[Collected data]
+ + + + + + +

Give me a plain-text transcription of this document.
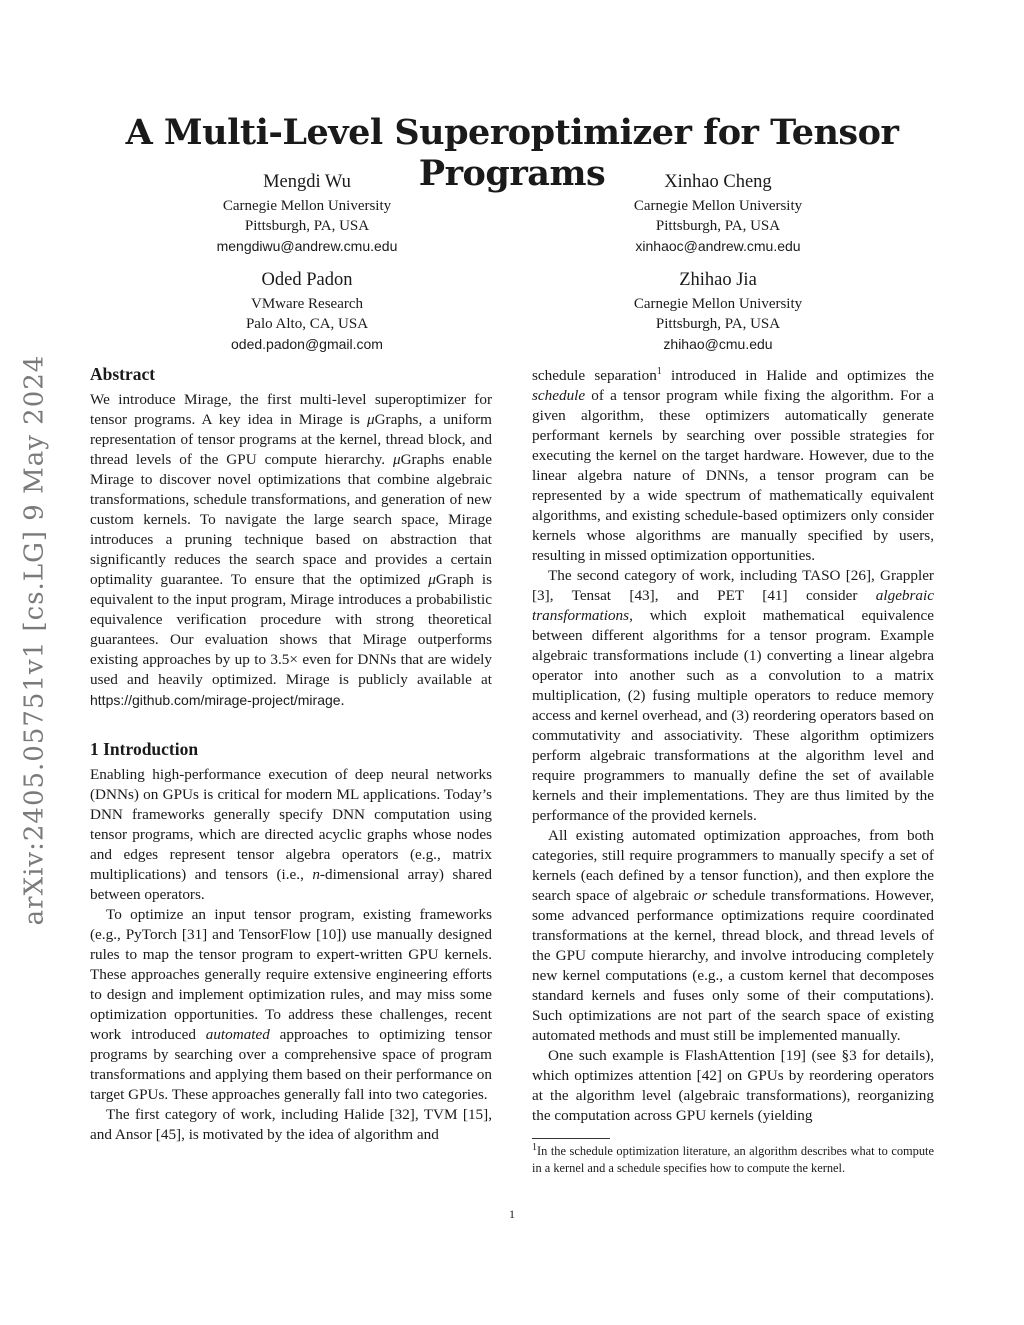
arXiv:2405.05751v1 [cs.LG] 9 May 2024
A Multi-Level Superoptimizer for Tensor Programs
Mengdi Wu
Carnegie Mellon University
Pittsburgh, PA, USA
mengdiwu@andrew.cmu.edu
Xinhao Cheng
Carnegie Mellon University
Pittsburgh, PA, USA
xinhaoc@andrew.cmu.edu
Oded Padon
VMware Research
Palo Alto, CA, USA
oded.padon@gmail.com
Zhihao Jia
Carnegie Mellon University
Pittsburgh, PA, USA
zhihao@cmu.edu
Abstract

We introduce Mirage, the first multi-level superoptimizer for tensor programs. A key idea in Mirage is μGraphs, a uniform representation of tensor programs at the kernel, thread block, and thread levels of the GPU compute hierarchy. μGraphs enable Mirage to discover novel optimizations that combine algebraic transformations, schedule transformations, and generation of new custom kernels. To navigate the large search space, Mirage introduces a pruning technique based on abstraction that significantly reduces the search space and provides a certain optimality guarantee. To ensure that the optimized μGraph is equivalent to the input program, Mirage introduces a probabilistic equivalence verification procedure with strong theoretical guarantees. Our evaluation shows that Mirage outperforms existing approaches by up to 3.5× even for DNNs that are widely used and heavily optimized. Mirage is publicly available at https://github.com/mirage-project/mirage.

1 Introduction

Enabling high-performance execution of deep neural networks (DNNs) on GPUs is critical for modern ML applications. Today’s DNN frameworks generally specify DNN computation using tensor programs, which are directed acyclic graphs whose nodes and edges represent tensor algebra operators (e.g., matrix multiplications) and tensors (i.e., n-dimensional array) shared between operators.

To optimize an input tensor program, existing frameworks (e.g., PyTorch [31] and TensorFlow [10]) use manually designed rules to map the tensor program to expert-written GPU kernels. These approaches generally require extensive engineering efforts to design and implement optimization rules, and may miss some optimization opportunities. To address these challenges, recent work introduced automated approaches to optimizing tensor programs by searching over a comprehensive space of program transformations and applying them based on their performance on target GPUs. These approaches generally fall into two categories.

The first category of work, including Halide [32], TVM [15], and Ansor [45], is motivated by the idea of algorithm and

schedule separation$^1$ introduced in Halide and optimizes the schedule of a tensor program while fixing the algorithm. For a given algorithm, these optimizers automatically generate performant kernels by searching over possible strategies for executing the kernel on the target hardware. However, due to the linear algebra nature of DNNs, a tensor program can be represented by a wide spectrum of mathematically equivalent algorithms, and existing schedule-based optimizers only consider kernels whose algorithms are manually specified by users, resulting in missed optimization opportunities.

The second category of work, including TASO [26], Grappler [3], Tensat [43], and PET [41] consider algebraic transformations, which exploit mathematical equivalence between different algorithms for a tensor program. Example algebraic transformations include (1) converting a linear algebra operator into another such as a convolution to a matrix multiplication, (2) fusing multiple operators to reduce memory access and kernel overhead, and (3) reordering operators based on commutativity and associativity. These algorithm optimizers perform algebraic transformations at the algorithm level and require programmers to manually define the set of available kernels and their implementations. They are thus limited by the performance of the provided kernels.

All existing automated optimization approaches, from both categories, still require programmers to manually specify a set of kernels (each defined by a tensor function), and then explore the search space of algebraic or schedule transformations. However, some advanced performance optimizations require coordinated transformations at the kernel, thread block, and thread levels of the GPU compute hierarchy, and involve introducing completely new kernel computations (e.g., a custom kernel that decomposes standard kernels and fuses only some of their computations). Such optimizations are not part of the search space of existing automated methods and must still be implemented manually.

One such example is FlashAttention [19] (see §3 for details), which optimizes attention [42] on GPUs by reordering operators at the algorithm level (algebraic transformations), reorganizing the computation across GPU kernels (yielding

$^1$In the schedule optimization literature, an algorithm describes what to compute in a kernel and a schedule specifies how to compute the kernel.
1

+ + + + + + +

# Exercise brief:
Collect every line with the string "Halide" from the records, and copy each.

# Full output:
The first category of work, including Halide [32], TVM [15], and Ansor [45], is motivated by the idea of algorithm and
schedule separation$^1$ introduced in Halide and optimizes the schedule of a tensor program while fixing the algorithm. For a given algorithm, these optimizers automatically generate performant kernels by searching over possible strategies for executing the kernel on the target hardware. However, due to the linear algebra nature of DNNs, a tensor program can be represented by a wide spectrum of mathematically equivalent algorithms, and existing schedule-based optimizers only consider kernels whose algorithms are manually specified by users, resulting in missed optimization opportunities.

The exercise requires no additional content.